== Set task ==
Every record here should be printed again exactly.

== Data for this exercise ==
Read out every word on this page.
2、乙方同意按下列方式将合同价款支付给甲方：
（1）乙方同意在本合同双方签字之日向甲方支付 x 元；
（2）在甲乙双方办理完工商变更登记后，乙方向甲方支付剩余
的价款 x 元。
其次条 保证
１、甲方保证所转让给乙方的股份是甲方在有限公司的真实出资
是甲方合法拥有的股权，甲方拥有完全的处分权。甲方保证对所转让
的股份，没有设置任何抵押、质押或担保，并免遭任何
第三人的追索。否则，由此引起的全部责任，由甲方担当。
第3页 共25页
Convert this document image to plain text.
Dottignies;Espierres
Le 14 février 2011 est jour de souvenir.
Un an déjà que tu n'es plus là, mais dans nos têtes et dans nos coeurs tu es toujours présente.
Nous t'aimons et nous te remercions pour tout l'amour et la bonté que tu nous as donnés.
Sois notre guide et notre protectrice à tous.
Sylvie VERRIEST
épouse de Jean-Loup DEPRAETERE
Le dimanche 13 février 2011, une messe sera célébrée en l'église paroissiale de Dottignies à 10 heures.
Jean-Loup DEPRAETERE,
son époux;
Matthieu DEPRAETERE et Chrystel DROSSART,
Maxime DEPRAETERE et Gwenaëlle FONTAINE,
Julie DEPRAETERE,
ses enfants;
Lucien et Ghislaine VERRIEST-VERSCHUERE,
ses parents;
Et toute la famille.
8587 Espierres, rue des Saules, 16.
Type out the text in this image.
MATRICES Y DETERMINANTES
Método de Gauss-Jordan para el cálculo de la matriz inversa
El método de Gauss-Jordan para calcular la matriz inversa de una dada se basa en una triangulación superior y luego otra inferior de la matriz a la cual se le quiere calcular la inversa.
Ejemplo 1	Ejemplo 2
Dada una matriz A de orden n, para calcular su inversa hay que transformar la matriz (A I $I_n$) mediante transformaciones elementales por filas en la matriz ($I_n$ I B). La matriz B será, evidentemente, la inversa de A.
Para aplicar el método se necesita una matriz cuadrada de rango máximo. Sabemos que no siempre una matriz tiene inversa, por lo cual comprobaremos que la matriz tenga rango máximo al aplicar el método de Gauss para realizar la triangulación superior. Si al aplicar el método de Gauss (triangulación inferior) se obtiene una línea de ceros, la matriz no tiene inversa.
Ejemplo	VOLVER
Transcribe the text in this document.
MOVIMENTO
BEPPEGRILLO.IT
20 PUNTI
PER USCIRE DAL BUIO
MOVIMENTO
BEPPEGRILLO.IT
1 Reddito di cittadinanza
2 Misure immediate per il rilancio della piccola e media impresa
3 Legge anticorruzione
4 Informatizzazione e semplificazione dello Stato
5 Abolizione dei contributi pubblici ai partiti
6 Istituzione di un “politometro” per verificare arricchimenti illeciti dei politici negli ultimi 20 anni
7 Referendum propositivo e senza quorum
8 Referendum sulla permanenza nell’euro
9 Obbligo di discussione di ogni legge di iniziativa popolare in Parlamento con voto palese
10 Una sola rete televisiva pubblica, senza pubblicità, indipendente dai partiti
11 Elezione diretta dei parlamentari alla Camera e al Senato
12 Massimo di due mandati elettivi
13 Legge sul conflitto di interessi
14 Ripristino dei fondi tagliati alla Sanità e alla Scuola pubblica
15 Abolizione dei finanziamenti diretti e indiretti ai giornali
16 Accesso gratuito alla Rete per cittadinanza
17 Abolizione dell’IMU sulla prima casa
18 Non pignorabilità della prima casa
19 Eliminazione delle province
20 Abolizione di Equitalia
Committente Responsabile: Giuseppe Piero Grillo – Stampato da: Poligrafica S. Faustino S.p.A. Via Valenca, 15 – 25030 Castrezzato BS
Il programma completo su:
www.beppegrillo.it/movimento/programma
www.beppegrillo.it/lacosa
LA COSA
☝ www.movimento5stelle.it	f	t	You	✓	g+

== Problem solution ==
Read out every word on this page.
2、乙方同意按下列方式将合同价款支付给甲方：
（1）乙方同意在本合同双方签字之日向甲方支付 x 元；
（2）在甲乙双方办理完工商变更登记后，乙方向甲方支付剩余
的价款 x 元。
其次条 保证
１、甲方保证所转让给乙方的股份是甲方在有限公司的真实出资
是甲方合法拥有的股权，甲方拥有完全的处分权。甲方保证对所转让
的股份，没有设置任何抵押、质押或担保，并免遭任何
第三人的追索。否则，由此引起的全部责任，由甲方担当。
第3页 共25页
Convert this document image to plain text.
Dottignies;Espierres
Le 14 février 2011 est jour de souvenir.
Un an déjà que tu n'es plus là, mais dans nos têtes et dans nos coeurs tu es toujours présente.
Nous t'aimons et nous te remercions pour tout l'amour et la bonté que tu nous as donnés.
Sois notre guide et notre protectrice à tous.
Sylvie VERRIEST
épouse de Jean-Loup DEPRAETERE
Le dimanche 13 février 2011, une messe sera célébrée en l'église paroissiale de Dottignies à 10 heures.
Jean-Loup DEPRAETERE,
son époux;
Matthieu DEPRAETERE et Chrystel DROSSART,
Maxime DEPRAETERE et Gwenaëlle FONTAINE,
Julie DEPRAETERE,
ses enfants;
Lucien et Ghislaine VERRIEST-VERSCHUERE,
ses parents;
Et toute la famille.
8587 Espierres, rue des Saules, 16.
Type out the text in this image.
MATRICES Y DETERMINANTES
Método de Gauss-Jordan para el cálculo de la matriz inversa
El método de Gauss-Jordan para calcular la matriz inversa de una dada se basa en una triangulación superior y luego otra inferior de la matriz a la cual se le quiere calcular la inversa.
Ejemplo 1	Ejemplo 2
Dada una matriz A de orden n, para calcular su inversa hay que transformar la matriz (A I $I_n$) mediante transformaciones elementales por filas en la matriz ($I_n$ I B). La matriz B será, evidentemente, la inversa de A.
Para aplicar el método se necesita una matriz cuadrada de rango máximo. Sabemos que no siempre una matriz tiene inversa, por lo cual comprobaremos que la matriz tenga rango máximo al aplicar el método de Gauss para realizar la triangulación superior. Si al aplicar el método de Gauss (triangulación inferior) se obtiene una línea de ceros, la matriz no tiene inversa.
Ejemplo	VOLVER
Transcribe the text in this document.
MOVIMENTO
BEPPEGRILLO.IT
20 PUNTI
PER USCIRE DAL BUIO
MOVIMENTO
BEPPEGRILLO.IT
1 Reddito di cittadinanza
2 Misure immediate per il rilancio della piccola e media impresa
3 Legge anticorruzione
4 Informatizzazione e semplificazione dello Stato
5 Abolizione dei contributi pubblici ai partiti
6 Istituzione di un “politometro” per verificare arricchimenti illeciti dei politici negli ultimi 20 anni
7 Referendum propositivo e senza quorum
8 Referendum sulla permanenza nell’euro
9 Obbligo di discussione di ogni legge di iniziativa popolare in Parlamento con voto palese
10 Una sola rete televisiva pubblica, senza pubblicità, indipendente dai partiti
11 Elezione diretta dei parlamentari alla Camera e al Senato
12 Massimo di due mandati elettivi
13 Legge sul conflitto di interessi
14 Ripristino dei fondi tagliati alla Sanità e alla Scuola pubblica
15 Abolizione dei finanziamenti diretti e indiretti ai giornali
16 Accesso gratuito alla Rete per cittadinanza
17 Abolizione dell’IMU sulla prima casa
18 Non pignorabilità della prima casa
19 Eliminazione delle province
20 Abolizione di Equitalia
Committente Responsabile: Giuseppe Piero Grillo – Stampato da: Poligrafica S. Faustino S.p.A. Via Valenca, 15 – 25030 Castrezzato BS
Il programma completo su:
www.beppegrillo.it/movimento/programma
www.beppegrillo.it/lacosa
LA COSA
☝ www.movimento5stelle.it	f	t	You	✓	g+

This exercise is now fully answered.